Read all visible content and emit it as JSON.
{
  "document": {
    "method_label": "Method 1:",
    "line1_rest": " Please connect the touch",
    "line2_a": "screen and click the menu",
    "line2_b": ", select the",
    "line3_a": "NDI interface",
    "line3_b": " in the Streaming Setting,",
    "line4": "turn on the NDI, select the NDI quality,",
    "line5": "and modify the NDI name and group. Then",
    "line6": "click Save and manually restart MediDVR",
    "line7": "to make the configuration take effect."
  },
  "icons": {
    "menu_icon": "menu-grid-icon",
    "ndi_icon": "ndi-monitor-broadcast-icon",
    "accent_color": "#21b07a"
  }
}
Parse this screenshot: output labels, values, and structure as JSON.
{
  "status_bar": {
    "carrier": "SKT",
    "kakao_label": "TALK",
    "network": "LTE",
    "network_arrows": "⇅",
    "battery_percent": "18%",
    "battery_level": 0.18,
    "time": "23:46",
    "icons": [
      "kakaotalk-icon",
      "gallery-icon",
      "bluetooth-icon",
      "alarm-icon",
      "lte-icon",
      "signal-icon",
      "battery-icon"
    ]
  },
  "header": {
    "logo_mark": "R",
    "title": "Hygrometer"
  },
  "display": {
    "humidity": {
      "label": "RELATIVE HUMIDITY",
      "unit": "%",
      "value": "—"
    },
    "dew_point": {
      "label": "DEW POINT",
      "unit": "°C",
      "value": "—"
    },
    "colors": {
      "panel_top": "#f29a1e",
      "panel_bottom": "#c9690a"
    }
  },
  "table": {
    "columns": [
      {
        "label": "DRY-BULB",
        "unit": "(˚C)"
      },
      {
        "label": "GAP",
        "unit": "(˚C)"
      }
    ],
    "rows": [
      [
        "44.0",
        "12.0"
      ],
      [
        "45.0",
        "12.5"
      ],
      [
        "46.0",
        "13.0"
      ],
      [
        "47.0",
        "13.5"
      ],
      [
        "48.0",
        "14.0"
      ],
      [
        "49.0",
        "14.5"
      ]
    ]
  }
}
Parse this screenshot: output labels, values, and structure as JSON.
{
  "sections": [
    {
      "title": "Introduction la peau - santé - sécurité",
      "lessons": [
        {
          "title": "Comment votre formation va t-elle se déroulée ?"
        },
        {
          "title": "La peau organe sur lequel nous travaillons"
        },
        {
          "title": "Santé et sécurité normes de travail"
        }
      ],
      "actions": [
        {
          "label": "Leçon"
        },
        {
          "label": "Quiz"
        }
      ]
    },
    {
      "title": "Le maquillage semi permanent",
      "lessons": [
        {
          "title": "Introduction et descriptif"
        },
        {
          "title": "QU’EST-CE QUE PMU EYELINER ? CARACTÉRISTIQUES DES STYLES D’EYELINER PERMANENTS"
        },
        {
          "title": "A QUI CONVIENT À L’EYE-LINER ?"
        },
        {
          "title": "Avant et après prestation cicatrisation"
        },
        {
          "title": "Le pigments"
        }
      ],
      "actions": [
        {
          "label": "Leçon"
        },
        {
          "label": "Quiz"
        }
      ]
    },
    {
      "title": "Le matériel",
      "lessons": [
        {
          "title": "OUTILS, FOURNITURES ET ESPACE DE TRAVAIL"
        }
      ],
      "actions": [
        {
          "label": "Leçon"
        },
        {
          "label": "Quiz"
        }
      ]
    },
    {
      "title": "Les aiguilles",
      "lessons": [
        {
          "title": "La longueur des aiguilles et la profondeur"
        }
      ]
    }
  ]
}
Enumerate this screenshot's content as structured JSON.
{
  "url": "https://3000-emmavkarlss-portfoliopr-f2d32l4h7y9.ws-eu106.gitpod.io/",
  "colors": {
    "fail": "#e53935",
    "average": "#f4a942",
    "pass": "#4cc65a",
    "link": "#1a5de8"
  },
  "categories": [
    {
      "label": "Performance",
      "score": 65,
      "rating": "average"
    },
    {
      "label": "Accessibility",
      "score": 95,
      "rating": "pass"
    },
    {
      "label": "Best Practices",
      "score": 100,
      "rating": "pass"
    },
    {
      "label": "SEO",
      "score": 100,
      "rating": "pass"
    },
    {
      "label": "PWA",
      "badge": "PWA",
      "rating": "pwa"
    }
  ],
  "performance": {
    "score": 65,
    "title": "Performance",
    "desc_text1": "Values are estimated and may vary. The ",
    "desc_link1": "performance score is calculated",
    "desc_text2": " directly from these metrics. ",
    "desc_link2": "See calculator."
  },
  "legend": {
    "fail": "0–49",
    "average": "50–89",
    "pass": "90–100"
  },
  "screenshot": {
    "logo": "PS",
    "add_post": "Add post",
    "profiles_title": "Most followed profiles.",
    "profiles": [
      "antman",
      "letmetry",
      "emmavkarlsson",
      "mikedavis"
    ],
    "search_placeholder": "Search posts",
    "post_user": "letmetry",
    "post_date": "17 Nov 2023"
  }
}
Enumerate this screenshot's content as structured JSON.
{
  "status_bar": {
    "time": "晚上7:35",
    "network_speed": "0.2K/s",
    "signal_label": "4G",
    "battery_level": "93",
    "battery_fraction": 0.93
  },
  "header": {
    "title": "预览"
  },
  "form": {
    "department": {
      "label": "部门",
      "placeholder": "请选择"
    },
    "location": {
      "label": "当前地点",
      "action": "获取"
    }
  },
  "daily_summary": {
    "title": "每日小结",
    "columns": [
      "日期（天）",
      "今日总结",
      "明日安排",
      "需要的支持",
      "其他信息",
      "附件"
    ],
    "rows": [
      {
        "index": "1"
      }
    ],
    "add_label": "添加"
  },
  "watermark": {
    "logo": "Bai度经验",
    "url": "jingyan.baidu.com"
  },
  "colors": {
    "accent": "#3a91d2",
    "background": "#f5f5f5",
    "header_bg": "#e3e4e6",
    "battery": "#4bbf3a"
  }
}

What the task requires - Pick out and copy the lines of the material that include the word "select".

Answer to this task -
    "line2_b": ", select the",
    "line4": "turn on the NDI, select the NDI quality,",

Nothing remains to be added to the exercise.